● **AVAILABLE RECORDS**:
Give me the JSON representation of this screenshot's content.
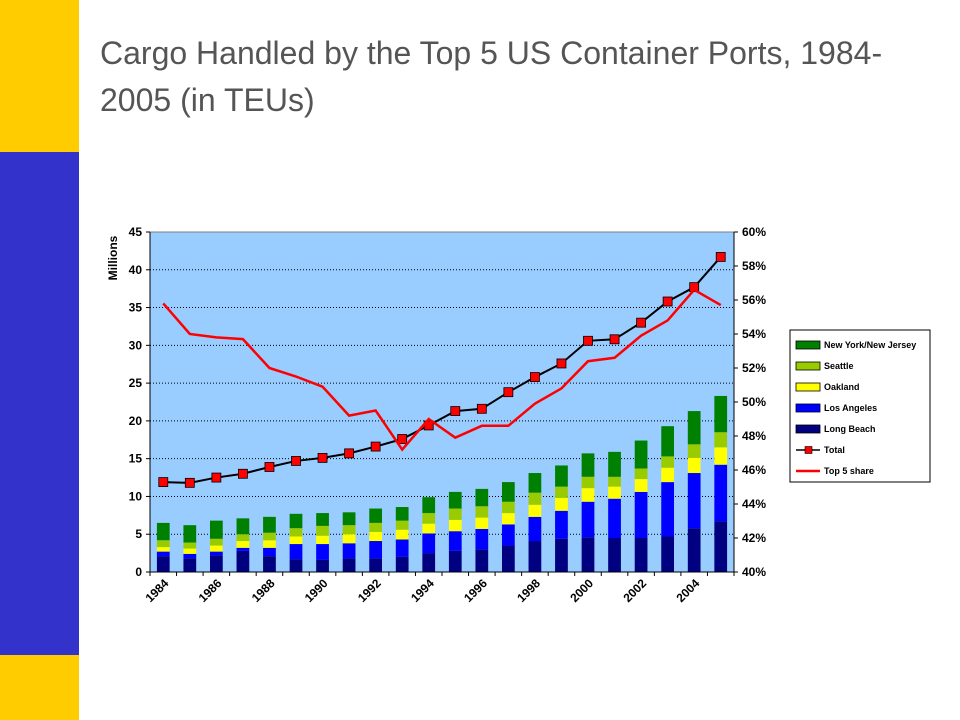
{
  "slide": {
    "title": "Cargo Handled by the Top 5 US Container Ports, 1984-2005 (in TEUs)"
  },
  "colors": {
    "frame_yellow": "#FFCC00",
    "frame_blue": "#3333CC",
    "plot_bg": "#99CCFF",
    "long_beach": "#000080",
    "los_angeles": "#0000FF",
    "oakland": "#FFFF00",
    "seattle": "#99CC00",
    "ny_nj": "#008000",
    "total_line": "#000000",
    "total_marker": "#FF0000",
    "share_line": "#FF0000"
  },
  "chart_data": {
    "type": "bar",
    "stacked": true,
    "title": "",
    "ylabel": "Millions",
    "ylim": [
      0,
      45
    ],
    "y_ticks": [
      0,
      5,
      10,
      15,
      20,
      25,
      30,
      35,
      40,
      45
    ],
    "y2lim": [
      40,
      60
    ],
    "y2_ticks": [
      "40%",
      "42%",
      "44%",
      "46%",
      "48%",
      "50%",
      "52%",
      "54%",
      "56%",
      "58%",
      "60%"
    ],
    "x_tick_labels": [
      "1984",
      "1986",
      "1988",
      "1990",
      "1992",
      "1994",
      "1996",
      "1998",
      "2000",
      "2002",
      "2004"
    ],
    "categories": [
      "1984",
      "1985",
      "1986",
      "1987",
      "1988",
      "1989",
      "1990",
      "1991",
      "1992",
      "1993",
      "1994",
      "1995",
      "1996",
      "1997",
      "1998",
      "1999",
      "2000",
      "2001",
      "2002",
      "2003",
      "2004",
      "2005"
    ],
    "grid": "horizontal dotted",
    "legend_position": "right",
    "series": [
      {
        "name": "Long Beach",
        "type": "bar",
        "values": [
          2.1,
          1.8,
          2.2,
          2.8,
          2.1,
          1.7,
          1.6,
          1.8,
          1.8,
          2.0,
          2.5,
          2.8,
          3.0,
          3.5,
          4.1,
          4.4,
          4.6,
          4.5,
          4.5,
          4.7,
          5.8,
          6.7
        ]
      },
      {
        "name": "Los Angeles",
        "type": "bar",
        "values": [
          0.6,
          0.6,
          0.5,
          0.4,
          1.1,
          2.0,
          2.1,
          2.0,
          2.3,
          2.3,
          2.6,
          2.6,
          2.7,
          2.8,
          3.2,
          3.7,
          4.7,
          5.2,
          6.1,
          7.2,
          7.3,
          7.5
        ]
      },
      {
        "name": "Oakland",
        "type": "bar",
        "values": [
          0.6,
          0.7,
          0.8,
          0.9,
          1.0,
          1.0,
          1.1,
          1.2,
          1.2,
          1.3,
          1.3,
          1.5,
          1.5,
          1.5,
          1.6,
          1.7,
          1.8,
          1.6,
          1.7,
          1.9,
          2.0,
          2.3
        ]
      },
      {
        "name": "Seattle",
        "type": "bar",
        "values": [
          0.9,
          0.8,
          0.9,
          0.9,
          1.0,
          1.1,
          1.3,
          1.2,
          1.2,
          1.2,
          1.4,
          1.5,
          1.5,
          1.5,
          1.6,
          1.5,
          1.5,
          1.3,
          1.4,
          1.5,
          1.8,
          2.0
        ]
      },
      {
        "name": "New York/New Jersey",
        "type": "bar",
        "values": [
          2.3,
          2.3,
          2.4,
          2.1,
          2.1,
          1.9,
          1.7,
          1.7,
          1.9,
          1.8,
          2.1,
          2.2,
          2.3,
          2.6,
          2.6,
          2.8,
          3.1,
          3.3,
          3.7,
          4.0,
          4.4,
          4.8
        ]
      },
      {
        "name": "Total",
        "type": "line",
        "values": [
          11.9,
          11.8,
          12.5,
          13.0,
          13.9,
          14.7,
          15.1,
          15.7,
          16.6,
          17.6,
          19.4,
          21.3,
          21.6,
          23.8,
          25.8,
          27.6,
          30.6,
          30.8,
          33.0,
          35.8,
          37.7,
          41.7
        ]
      },
      {
        "name": "Top 5 share",
        "type": "line",
        "axis": "secondary",
        "unit": "%",
        "values": [
          55.8,
          54.0,
          53.8,
          53.7,
          52.0,
          51.5,
          50.9,
          49.2,
          49.5,
          47.2,
          49.0,
          47.9,
          48.6,
          48.6,
          49.9,
          50.8,
          52.4,
          52.6,
          53.9,
          54.8,
          56.6,
          55.7
        ]
      }
    ]
  }
}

● **WRITTEN INSTRUCTION**:
Reproduce each record above by retyping it exactly; omit all images.

● **ANSWER TO THIS PROBLEM**:
Give me the JSON representation of this screenshot's content.
{
  "slide": {
    "title": "Cargo Handled by the Top 5 US Container Ports, 1984-2005 (in TEUs)"
  },
  "colors": {
    "frame_yellow": "#FFCC00",
    "frame_blue": "#3333CC",
    "plot_bg": "#99CCFF",
    "long_beach": "#000080",
    "los_angeles": "#0000FF",
    "oakland": "#FFFF00",
    "seattle": "#99CC00",
    "ny_nj": "#008000",
    "total_line": "#000000",
    "total_marker": "#FF0000",
    "share_line": "#FF0000"
  },
  "chart_data": {
    "type": "bar",
    "stacked": true,
    "title": "",
    "ylabel": "Millions",
    "ylim": [
      0,
      45
    ],
    "y_ticks": [
      0,
      5,
      10,
      15,
      20,
      25,
      30,
      35,
      40,
      45
    ],
    "y2lim": [
      40,
      60
    ],
    "y2_ticks": [
      "40%",
      "42%",
      "44%",
      "46%",
      "48%",
      "50%",
      "52%",
      "54%",
      "56%",
      "58%",
      "60%"
    ],
    "x_tick_labels": [
      "1984",
      "1986",
      "1988",
      "1990",
      "1992",
      "1994",
      "1996",
      "1998",
      "2000",
      "2002",
      "2004"
    ],
    "categories": [
      "1984",
      "1985",
      "1986",
      "1987",
      "1988",
      "1989",
      "1990",
      "1991",
      "1992",
      "1993",
      "1994",
      "1995",
      "1996",
      "1997",
      "1998",
      "1999",
      "2000",
      "2001",
      "2002",
      "2003",
      "2004",
      "2005"
    ],
    "grid": "horizontal dotted",
    "legend_position": "right",
    "series": [
      {
        "name": "Long Beach",
        "type": "bar",
        "values": [
          2.1,
          1.8,
          2.2,
          2.8,
          2.1,
          1.7,
          1.6,
          1.8,
          1.8,
          2.0,
          2.5,
          2.8,
          3.0,
          3.5,
          4.1,
          4.4,
          4.6,
          4.5,
          4.5,
          4.7,
          5.8,
          6.7
        ]
      },
      {
        "name": "Los Angeles",
        "type": "bar",
        "values": [
          0.6,
          0.6,
          0.5,
          0.4,
          1.1,
          2.0,
          2.1,
          2.0,
          2.3,
          2.3,
          2.6,
          2.6,
          2.7,
          2.8,
          3.2,
          3.7,
          4.7,
          5.2,
          6.1,
          7.2,
          7.3,
          7.5
        ]
      },
      {
        "name": "Oakland",
        "type": "bar",
        "values": [
          0.6,
          0.7,
          0.8,
          0.9,
          1.0,
          1.0,
          1.1,
          1.2,
          1.2,
          1.3,
          1.3,
          1.5,
          1.5,
          1.5,
          1.6,
          1.7,
          1.8,
          1.6,
          1.7,
          1.9,
          2.0,
          2.3
        ]
      },
      {
        "name": "Seattle",
        "type": "bar",
        "values": [
          0.9,
          0.8,
          0.9,
          0.9,
          1.0,
          1.1,
          1.3,
          1.2,
          1.2,
          1.2,
          1.4,
          1.5,
          1.5,
          1.5,
          1.6,
          1.5,
          1.5,
          1.3,
          1.4,
          1.5,
          1.8,
          2.0
        ]
      },
      {
        "name": "New York/New Jersey",
        "type": "bar",
        "values": [
          2.3,
          2.3,
          2.4,
          2.1,
          2.1,
          1.9,
          1.7,
          1.7,
          1.9,
          1.8,
          2.1,
          2.2,
          2.3,
          2.6,
          2.6,
          2.8,
          3.1,
          3.3,
          3.7,
          4.0,
          4.4,
          4.8
        ]
      },
      {
        "name": "Total",
        "type": "line",
        "values": [
          11.9,
          11.8,
          12.5,
          13.0,
          13.9,
          14.7,
          15.1,
          15.7,
          16.6,
          17.6,
          19.4,
          21.3,
          21.6,
          23.8,
          25.8,
          27.6,
          30.6,
          30.8,
          33.0,
          35.8,
          37.7,
          41.7
        ]
      },
      {
        "name": "Top 5 share",
        "type": "line",
        "axis": "secondary",
        "unit": "%",
        "values": [
          55.8,
          54.0,
          53.8,
          53.7,
          52.0,
          51.5,
          50.9,
          49.2,
          49.5,
          47.2,
          49.0,
          47.9,
          48.6,
          48.6,
          49.9,
          50.8,
          52.4,
          52.6,
          53.9,
          54.8,
          56.6,
          55.7
        ]
      }
    ]
  }
}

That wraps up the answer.